● Instructions
1. List each thing that the passage on glory says the virtuous man despises.
2. Write the next part of the passage on glory, picking up after its final sentence.

● Extracted text
○ ○ ○ ○ ○ ○ ○
Thus the man who covets glory either ‘strives by the right way’ for it or ‘struggles by trickery and deceit’, desiring to seem a good man without being so. Therefore it is a great virtue in a virtuous man to despise glory, because this contempt is seen by God, but is not revealed to the judgement of men. If anyone acts before men’s eyes with the intention of seeming to despise glory, then men may suspect that such action is designed to win greater praise, that is, greater glory; and there is no way in which he can make it apparent to perception that such suspicion is groundless. But the man who despises flattering judgement, also despises baseless suspicions; and yet, if he is a truly good man, he does not regard the salvation of his fellow-men as of no importance. For so great is the righteousness of one who has his virtues from the Spirit of God, that he loves even his enemies; and such is his love even for those who hate and disparage him, that he wishes them to be reformed so that he may have them as fellow-citizens, not of the earthly city, but of the heavenly. As for those who praise him, though he takes little account of their applause, he does not undervalue their love; he does not want to deceive those who praise him, because he would not want to play tricks on those who love him. And for that reason his ardent concern is that praise should
rather be given to him from whom man receives whatever in him is rightly deserving of praise.
○ ○ ○ ○ ○ ○ ○
● Entries supplied
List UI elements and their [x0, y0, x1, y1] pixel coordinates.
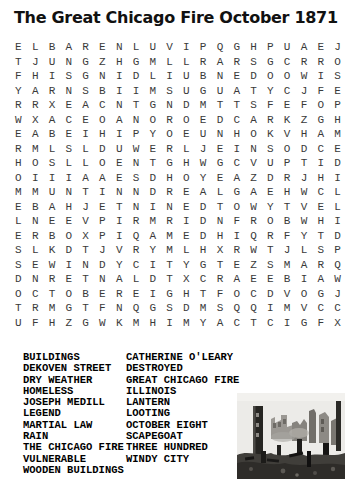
- grid-cell: O: [10, 171, 27, 186]
- grid-cell: O: [27, 156, 44, 171]
- grid-cell: Q: [212, 40, 229, 55]
- grid-cell: E: [228, 69, 245, 84]
- grid-cell: C: [228, 316, 245, 331]
- grid-cell: U: [10, 316, 27, 331]
- grid-cell: H: [144, 316, 161, 331]
- grid-cell: O: [279, 69, 296, 84]
- grid-cell: E: [262, 185, 279, 200]
- grid-cell: E: [312, 200, 329, 215]
- grid-cell: U: [111, 142, 128, 157]
- grid-cell: C: [245, 287, 262, 302]
- grid-cell: H: [279, 185, 296, 200]
- grid-cell: E: [212, 171, 229, 186]
- grid-cell: P: [94, 214, 111, 229]
- grid-cell: R: [111, 287, 128, 302]
- grid-cell: N: [128, 185, 145, 200]
- word-item: THREE HUNDRED: [126, 442, 239, 453]
- grid-cell: R: [262, 229, 279, 244]
- grid-cell: R: [262, 113, 279, 128]
- grid-cell: F: [94, 301, 111, 316]
- grid-cell: T: [262, 243, 279, 258]
- grid-cell: O: [94, 156, 111, 171]
- grid-cell: G: [128, 55, 145, 70]
- word-item: DEKOVEN STREET: [23, 363, 124, 374]
- grid-cell: O: [279, 142, 296, 157]
- grid-cell: T: [128, 98, 145, 113]
- grid-cell: C: [27, 287, 44, 302]
- grid-cell: M: [161, 243, 178, 258]
- grid-cell: R: [128, 214, 145, 229]
- grid-cell: N: [128, 113, 145, 128]
- grid-cell: A: [111, 113, 128, 128]
- grid-cell: D: [212, 113, 229, 128]
- grid-cell: X: [212, 243, 229, 258]
- grid-cell: E: [279, 98, 296, 113]
- grid-cell: Z: [245, 258, 262, 273]
- grid-cell: R: [10, 98, 27, 113]
- grid-cell: S: [262, 258, 279, 273]
- grid-cell: E: [178, 229, 195, 244]
- grid-cell: O: [60, 229, 77, 244]
- grid-cell: G: [296, 316, 313, 331]
- grid-cell: A: [312, 127, 329, 142]
- grid-cell: R: [44, 272, 61, 287]
- grid-cell: E: [111, 156, 128, 171]
- grid-cell: U: [212, 84, 229, 99]
- word-search-grid: ELBARENLUVIPQGHPUAEJTJUNGZHGMLLRARSGCRRO…: [10, 40, 346, 330]
- grid-cell: A: [44, 113, 61, 128]
- grid-cell: B: [44, 229, 61, 244]
- grid-cell: F: [262, 98, 279, 113]
- grid-cell: T: [111, 200, 128, 215]
- grid-cell: S: [161, 301, 178, 316]
- grid-cell: I: [228, 142, 245, 157]
- grid-cell: I: [44, 171, 61, 186]
- grid-cell: G: [195, 258, 212, 273]
- grid-cell: G: [144, 98, 161, 113]
- grid-cell: E: [10, 40, 27, 55]
- grid-cell: I: [128, 84, 145, 99]
- grid-cell: N: [212, 214, 229, 229]
- grid-cell: Q: [228, 301, 245, 316]
- grid-cell: K: [262, 127, 279, 142]
- grid-cell: G: [60, 301, 77, 316]
- grid-cell: H: [161, 171, 178, 186]
- grid-cell: Z: [245, 171, 262, 186]
- grid-cell: Y: [10, 84, 27, 99]
- grid-cell: S: [312, 243, 329, 258]
- grid-cell: M: [161, 229, 178, 244]
- grid-cell: A: [111, 272, 128, 287]
- grid-cell: P: [94, 229, 111, 244]
- grid-cell: L: [27, 243, 44, 258]
- grid-cell: W: [94, 316, 111, 331]
- grid-cell: B: [44, 127, 61, 142]
- grid-cell: I: [262, 301, 279, 316]
- grid-cell: I: [77, 127, 94, 142]
- grid-cell: T: [245, 84, 262, 99]
- grid-cell: F: [212, 287, 229, 302]
- grid-cell: D: [262, 171, 279, 186]
- grid-cell: I: [228, 229, 245, 244]
- grid-cell: E: [94, 200, 111, 215]
- grid-cell: X: [77, 229, 94, 244]
- grid-cell: L: [144, 69, 161, 84]
- grid-cell: W: [195, 156, 212, 171]
- grid-cell: L: [178, 55, 195, 70]
- grid-cell: J: [329, 40, 346, 55]
- grid-cell: F: [228, 214, 245, 229]
- grid-cell: W: [296, 214, 313, 229]
- grid-cell: P: [262, 40, 279, 55]
- grid-cell: Q: [329, 258, 346, 273]
- grid-cell: O: [228, 287, 245, 302]
- grid-cell: B: [77, 287, 94, 302]
- grid-cell: A: [144, 229, 161, 244]
- grid-cell: I: [111, 214, 128, 229]
- grid-cell: S: [262, 142, 279, 157]
- grid-cell: L: [10, 214, 27, 229]
- grid-cell: R: [27, 98, 44, 113]
- grid-cell: T: [195, 287, 212, 302]
- grid-cell: E: [111, 171, 128, 186]
- grid-cell: A: [228, 84, 245, 99]
- grid-cell: Z: [296, 113, 313, 128]
- grid-cell: I: [144, 287, 161, 302]
- grid-cell: G: [144, 301, 161, 316]
- grid-cell: E: [195, 113, 212, 128]
- grid-cell: S: [60, 69, 77, 84]
- grid-cell: Y: [262, 84, 279, 99]
- grid-cell: A: [245, 185, 262, 200]
- grid-cell: J: [77, 200, 94, 215]
- grid-cell: E: [10, 127, 27, 142]
- grid-cell: A: [228, 171, 245, 186]
- grid-cell: M: [144, 84, 161, 99]
- grid-cell: E: [228, 258, 245, 273]
- grid-cell: T: [161, 258, 178, 273]
- grid-cell: T: [212, 200, 229, 215]
- grid-cell: V: [77, 214, 94, 229]
- grid-cell: T: [77, 272, 94, 287]
- grid-cell: J: [195, 142, 212, 157]
- grid-cell: E: [178, 185, 195, 200]
- grid-cell: A: [27, 127, 44, 142]
- grid-cell: T: [212, 98, 229, 113]
- grid-cell: M: [144, 55, 161, 70]
- grid-cell: L: [77, 142, 94, 157]
- grid-cell: H: [10, 156, 27, 171]
- grid-cell: O: [312, 98, 329, 113]
- grid-cell: L: [178, 142, 195, 157]
- grid-cell: T: [44, 287, 61, 302]
- grid-cell: E: [10, 200, 27, 215]
- grid-cell: N: [212, 127, 229, 142]
- grid-cell: G: [312, 287, 329, 302]
- grid-cell: A: [312, 272, 329, 287]
- grid-cell: E: [245, 272, 262, 287]
- grid-cell: I: [312, 156, 329, 171]
- grid-cell: M: [27, 185, 44, 200]
- grid-cell: G: [312, 113, 329, 128]
- grid-cell: R: [279, 171, 296, 186]
- grid-cell: O: [178, 113, 195, 128]
- grid-cell: T: [228, 98, 245, 113]
- grid-cell: I: [296, 272, 313, 287]
- grid-cell: I: [27, 171, 44, 186]
- grid-cell: V: [279, 287, 296, 302]
- grid-cell: R: [161, 142, 178, 157]
- grid-cell: F: [10, 69, 27, 84]
- grid-cell: T: [279, 200, 296, 215]
- grid-cell: O: [144, 113, 161, 128]
- grid-cell: S: [77, 84, 94, 99]
- grid-cell: M: [10, 185, 27, 200]
- grid-cell: W: [329, 272, 346, 287]
- grid-cell: S: [245, 98, 262, 113]
- grid-cell: P: [329, 243, 346, 258]
- grid-cell: T: [144, 156, 161, 171]
- grid-cell: X: [27, 113, 44, 128]
- grid-cell: H: [296, 127, 313, 142]
- grid-cell: N: [60, 185, 77, 200]
- grid-cell: E: [27, 258, 44, 273]
- grid-cell: V: [296, 301, 313, 316]
- grid-cell: C: [279, 55, 296, 70]
- grid-cell: D: [60, 243, 77, 258]
- grid-cell: O: [262, 69, 279, 84]
- grid-cell: T: [296, 156, 313, 171]
- grid-cell: E: [178, 200, 195, 215]
- grid-cell: E: [262, 272, 279, 287]
- grid-cell: T: [77, 185, 94, 200]
- grid-cell: A: [60, 40, 77, 55]
- grid-cell: G: [228, 185, 245, 200]
- grid-cell: N: [60, 84, 77, 99]
- grid-cell: D: [94, 258, 111, 273]
- grid-cell: H: [312, 214, 329, 229]
- grid-cell: W: [296, 185, 313, 200]
- grid-cell: B: [195, 69, 212, 84]
- grid-cell: D: [144, 185, 161, 200]
- grid-cell: A: [94, 171, 111, 186]
- grid-cell: J: [279, 243, 296, 258]
- grid-cell: C: [279, 84, 296, 99]
- grid-cell: I: [279, 316, 296, 331]
- grid-cell: L: [329, 185, 346, 200]
- grid-cell: M: [195, 98, 212, 113]
- grid-cell: R: [228, 243, 245, 258]
- grid-cell: Y: [296, 229, 313, 244]
- grid-cell: A: [77, 171, 94, 186]
- grid-cell: I: [329, 171, 346, 186]
- grid-cell: C: [262, 316, 279, 331]
- grid-cell: S: [10, 258, 27, 273]
- grid-cell: E: [94, 287, 111, 302]
- grid-cell: B: [27, 200, 44, 215]
- grid-cell: B: [44, 40, 61, 55]
- grid-cell: M: [279, 258, 296, 273]
- grid-cell: I: [178, 214, 195, 229]
- grid-cell: A: [245, 113, 262, 128]
- grid-cell: D: [296, 142, 313, 157]
- grid-cell: T: [212, 258, 229, 273]
- grid-cell: S: [128, 171, 145, 186]
- grid-cell: E: [178, 127, 195, 142]
- grid-cell: V: [279, 127, 296, 142]
- grid-cell: W: [10, 113, 27, 128]
- grid-cell: S: [60, 142, 77, 157]
- grid-cell: C: [195, 272, 212, 287]
- grid-cell: G: [161, 287, 178, 302]
- grid-cell: M: [178, 316, 195, 331]
- grid-cell: F: [312, 84, 329, 99]
- grid-cell: I: [161, 69, 178, 84]
- grid-cell: T: [312, 229, 329, 244]
- grid-cell: H: [44, 316, 61, 331]
- grid-cell: I: [111, 127, 128, 142]
- grid-cell: F: [27, 316, 44, 331]
- grid-cell: C: [329, 301, 346, 316]
- grid-cell: I: [111, 84, 128, 99]
- grid-cell: E: [60, 272, 77, 287]
- grid-cell: L: [128, 272, 145, 287]
- grid-cell: R: [27, 229, 44, 244]
- grid-cell: K: [279, 113, 296, 128]
- grid-cell: G: [77, 316, 94, 331]
- grid-cell: H: [212, 229, 229, 244]
- grid-cell: D: [144, 272, 161, 287]
- grid-cell: C: [312, 301, 329, 316]
- grid-cell: U: [262, 156, 279, 171]
- grid-cell: M: [195, 301, 212, 316]
- word-item: DESTROYED: [126, 363, 239, 374]
- grid-cell: E: [128, 287, 145, 302]
- grid-cell: H: [94, 127, 111, 142]
- grid-cell: L: [296, 243, 313, 258]
- grid-cell: U: [44, 185, 61, 200]
- grid-cell: T: [10, 55, 27, 70]
- grid-cell: Q: [128, 301, 145, 316]
- grid-cell: J: [94, 243, 111, 258]
- grid-cell: T: [77, 243, 94, 258]
- grid-cell: B: [279, 214, 296, 229]
- grid-cell: A: [228, 272, 245, 287]
- grid-cell: E: [60, 214, 77, 229]
- grid-cell: D: [94, 142, 111, 157]
- grid-cell: S: [161, 84, 178, 99]
- grid-cell: T: [245, 316, 262, 331]
- grid-cell: Q: [245, 301, 262, 316]
- grid-cell: H: [228, 127, 245, 142]
- grid-cell: N: [111, 40, 128, 55]
- grid-cell: J: [296, 84, 313, 99]
- grid-cell: R: [228, 55, 245, 70]
- grid-cell: W: [128, 142, 145, 157]
- grid-cell: I: [94, 185, 111, 200]
- grid-cell: U: [44, 55, 61, 70]
- grid-cell: B: [279, 272, 296, 287]
- grid-cell: G: [228, 40, 245, 55]
- grid-cell: I: [161, 316, 178, 331]
- grid-cell: U: [279, 40, 296, 55]
- grid-cell: L: [27, 40, 44, 55]
- grid-cell: R: [161, 214, 178, 229]
- grid-cell: I: [144, 200, 161, 215]
- grid-cell: I: [144, 258, 161, 273]
- grid-cell: C: [128, 258, 145, 273]
- grid-cell: C: [312, 142, 329, 157]
- grid-cell: D: [329, 156, 346, 171]
- grid-cell: E: [44, 214, 61, 229]
- grid-cell: A: [212, 316, 229, 331]
- grid-cell: E: [77, 113, 94, 128]
- grid-cell: O: [94, 113, 111, 128]
- grid-cell: X: [44, 98, 61, 113]
- grid-cell: I: [44, 69, 61, 84]
- grid-cell: J: [27, 55, 44, 70]
- page-title: The Great Chicago Fire October 1871: [14, 8, 350, 27]
- word-search-page: The Great Chicago Fire October 1871 ELBA…: [0, 0, 354, 500]
- grid-cell: K: [44, 243, 61, 258]
- grid-cell: Y: [111, 258, 128, 273]
- grid-cell: N: [77, 258, 94, 273]
- grid-cell: N: [212, 69, 229, 84]
- grid-cell: G: [77, 55, 94, 70]
- grid-cell: M: [144, 214, 161, 229]
- grid-cell: V: [111, 243, 128, 258]
- grid-cell: I: [178, 40, 195, 55]
- word-item: THE CHICAGO FIRE: [23, 442, 124, 453]
- grid-cell: V: [245, 156, 262, 171]
- grid-cell: I: [329, 214, 346, 229]
- grid-cell: P: [195, 40, 212, 55]
- grid-cell: N: [128, 156, 145, 171]
- grid-cell: S: [245, 55, 262, 70]
- grid-cell: A: [195, 185, 212, 200]
- grid-cell: R: [128, 243, 145, 258]
- grid-cell: J: [329, 287, 346, 302]
- grid-cell: R: [296, 55, 313, 70]
- grid-cell: H: [111, 55, 128, 70]
- grid-cell: H: [312, 171, 329, 186]
- grid-cell: O: [161, 127, 178, 142]
- grid-cell: R: [195, 55, 212, 70]
- grid-cell: T: [10, 301, 27, 316]
- grid-cell: P: [279, 156, 296, 171]
- grid-cell: E: [144, 142, 161, 157]
- grid-cell: J: [296, 171, 313, 186]
- grid-cell: R: [77, 40, 94, 55]
- grid-cell: F: [279, 229, 296, 244]
- grid-cell: O: [10, 287, 27, 302]
- grid-cell: O: [228, 200, 245, 215]
- grid-cell: D: [128, 69, 145, 84]
- grid-cell: M: [279, 301, 296, 316]
- grid-cell: R: [161, 113, 178, 128]
- grid-cell: G: [161, 156, 178, 171]
- grid-cell: A: [77, 98, 94, 113]
- grid-cell: T: [161, 272, 178, 287]
- grid-cell: N: [111, 98, 128, 113]
- grid-cell: K: [111, 316, 128, 331]
- grid-cell: D: [245, 69, 262, 84]
- grid-cell: D: [144, 171, 161, 186]
- grid-cell: O: [245, 127, 262, 142]
- grid-cell: X: [329, 316, 346, 331]
- grid-cell: H: [329, 113, 346, 128]
- grid-cell: D: [195, 229, 212, 244]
○ ○ ○ ○ ○ ○ ○
● Answers provided
1.
- glory
- flattering judgement
- baseless suspicions

2.
 

On the other hand, the man who despises glory and is eager only for domination is worse than the beasts, in his cruelty or in his self-indulgence. Some of the Romans were men of this kind, who, while caring nothing for the opinion of others, were possessed by the passion for domination. History shows that there were many such; but it was Nero Caesar who first scaled, as it were, the heights of this vice, and gained the summit. So debauched was he that one would have supposed that nothing virile was to be feared from him; such was his cruelty that one would not have suspected anything effeminate in his nature, if one had not known about it.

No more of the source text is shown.